## Records from a collection
━━━━━━━━━━━━━━━━

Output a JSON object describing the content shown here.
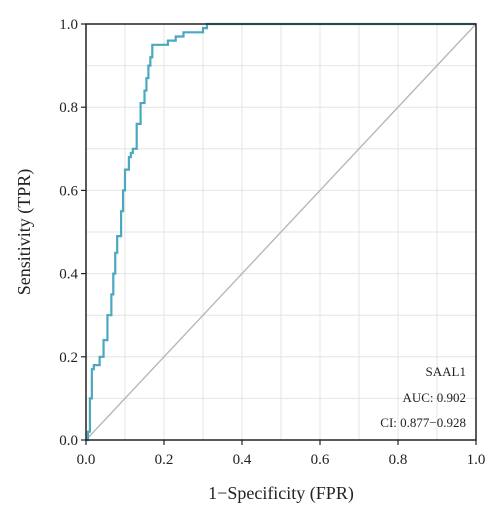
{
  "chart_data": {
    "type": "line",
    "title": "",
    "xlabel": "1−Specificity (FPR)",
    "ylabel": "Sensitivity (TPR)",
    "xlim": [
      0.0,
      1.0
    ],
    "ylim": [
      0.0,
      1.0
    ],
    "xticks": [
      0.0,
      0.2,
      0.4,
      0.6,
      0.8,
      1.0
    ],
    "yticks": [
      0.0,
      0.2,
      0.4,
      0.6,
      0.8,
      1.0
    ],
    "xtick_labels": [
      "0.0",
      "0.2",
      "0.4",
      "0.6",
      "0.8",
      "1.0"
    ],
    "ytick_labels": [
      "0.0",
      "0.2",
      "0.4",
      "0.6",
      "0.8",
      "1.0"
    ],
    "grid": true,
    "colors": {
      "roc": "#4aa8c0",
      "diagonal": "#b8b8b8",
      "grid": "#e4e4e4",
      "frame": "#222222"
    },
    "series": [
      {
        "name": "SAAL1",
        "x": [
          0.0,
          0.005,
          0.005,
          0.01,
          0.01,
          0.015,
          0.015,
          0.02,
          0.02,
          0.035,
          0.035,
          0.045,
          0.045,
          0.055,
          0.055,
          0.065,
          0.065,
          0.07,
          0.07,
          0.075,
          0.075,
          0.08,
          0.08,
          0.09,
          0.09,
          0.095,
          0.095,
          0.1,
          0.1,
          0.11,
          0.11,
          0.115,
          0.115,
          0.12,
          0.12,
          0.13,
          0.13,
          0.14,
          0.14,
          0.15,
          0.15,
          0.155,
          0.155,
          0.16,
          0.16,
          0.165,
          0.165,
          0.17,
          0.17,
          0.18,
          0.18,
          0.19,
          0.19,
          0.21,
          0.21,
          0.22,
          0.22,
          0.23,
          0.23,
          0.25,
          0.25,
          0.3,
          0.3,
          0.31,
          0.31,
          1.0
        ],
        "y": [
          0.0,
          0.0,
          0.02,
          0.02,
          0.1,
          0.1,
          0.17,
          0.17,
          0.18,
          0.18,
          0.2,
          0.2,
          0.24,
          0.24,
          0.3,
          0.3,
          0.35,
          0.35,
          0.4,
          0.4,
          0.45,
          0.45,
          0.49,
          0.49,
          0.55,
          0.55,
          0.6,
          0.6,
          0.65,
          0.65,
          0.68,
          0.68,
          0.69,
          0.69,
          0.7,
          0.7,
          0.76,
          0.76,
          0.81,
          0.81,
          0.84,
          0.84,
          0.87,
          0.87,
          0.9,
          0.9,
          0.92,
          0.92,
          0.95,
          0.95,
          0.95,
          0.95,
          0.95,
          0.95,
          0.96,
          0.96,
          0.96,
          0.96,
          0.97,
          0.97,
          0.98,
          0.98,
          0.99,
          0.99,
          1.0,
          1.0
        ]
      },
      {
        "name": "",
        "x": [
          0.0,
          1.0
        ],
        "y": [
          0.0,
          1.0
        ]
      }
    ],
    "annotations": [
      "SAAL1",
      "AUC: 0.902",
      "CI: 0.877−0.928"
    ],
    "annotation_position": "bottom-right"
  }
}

━━━━━━━━━━━━━━━━

Skipping the pictures, transcribe each line above exactly as it appears.

## Correct output
Output a JSON object describing the content shown here.
{
  "chart_data": {
    "type": "line",
    "title": "",
    "xlabel": "1−Specificity (FPR)",
    "ylabel": "Sensitivity (TPR)",
    "xlim": [
      0.0,
      1.0
    ],
    "ylim": [
      0.0,
      1.0
    ],
    "xticks": [
      0.0,
      0.2,
      0.4,
      0.6,
      0.8,
      1.0
    ],
    "yticks": [
      0.0,
      0.2,
      0.4,
      0.6,
      0.8,
      1.0
    ],
    "xtick_labels": [
      "0.0",
      "0.2",
      "0.4",
      "0.6",
      "0.8",
      "1.0"
    ],
    "ytick_labels": [
      "0.0",
      "0.2",
      "0.4",
      "0.6",
      "0.8",
      "1.0"
    ],
    "grid": true,
    "colors": {
      "roc": "#4aa8c0",
      "diagonal": "#b8b8b8",
      "grid": "#e4e4e4",
      "frame": "#222222"
    },
    "series": [
      {
        "name": "SAAL1",
        "x": [
          0.0,
          0.005,
          0.005,
          0.01,
          0.01,
          0.015,
          0.015,
          0.02,
          0.02,
          0.035,
          0.035,
          0.045,
          0.045,
          0.055,
          0.055,
          0.065,
          0.065,
          0.07,
          0.07,
          0.075,
          0.075,
          0.08,
          0.08,
          0.09,
          0.09,
          0.095,
          0.095,
          0.1,
          0.1,
          0.11,
          0.11,
          0.115,
          0.115,
          0.12,
          0.12,
          0.13,
          0.13,
          0.14,
          0.14,
          0.15,
          0.15,
          0.155,
          0.155,
          0.16,
          0.16,
          0.165,
          0.165,
          0.17,
          0.17,
          0.18,
          0.18,
          0.19,
          0.19,
          0.21,
          0.21,
          0.22,
          0.22,
          0.23,
          0.23,
          0.25,
          0.25,
          0.3,
          0.3,
          0.31,
          0.31,
          1.0
        ],
        "y": [
          0.0,
          0.0,
          0.02,
          0.02,
          0.1,
          0.1,
          0.17,
          0.17,
          0.18,
          0.18,
          0.2,
          0.2,
          0.24,
          0.24,
          0.3,
          0.3,
          0.35,
          0.35,
          0.4,
          0.4,
          0.45,
          0.45,
          0.49,
          0.49,
          0.55,
          0.55,
          0.6,
          0.6,
          0.65,
          0.65,
          0.68,
          0.68,
          0.69,
          0.69,
          0.7,
          0.7,
          0.76,
          0.76,
          0.81,
          0.81,
          0.84,
          0.84,
          0.87,
          0.87,
          0.9,
          0.9,
          0.92,
          0.92,
          0.95,
          0.95,
          0.95,
          0.95,
          0.95,
          0.95,
          0.96,
          0.96,
          0.96,
          0.96,
          0.97,
          0.97,
          0.98,
          0.98,
          0.99,
          0.99,
          1.0,
          1.0
        ]
      },
      {
        "name": "",
        "x": [
          0.0,
          1.0
        ],
        "y": [
          0.0,
          1.0
        ]
      }
    ],
    "annotations": [
      "SAAL1",
      "AUC: 0.902",
      "CI: 0.877−0.928"
    ],
    "annotation_position": "bottom-right"
  }
}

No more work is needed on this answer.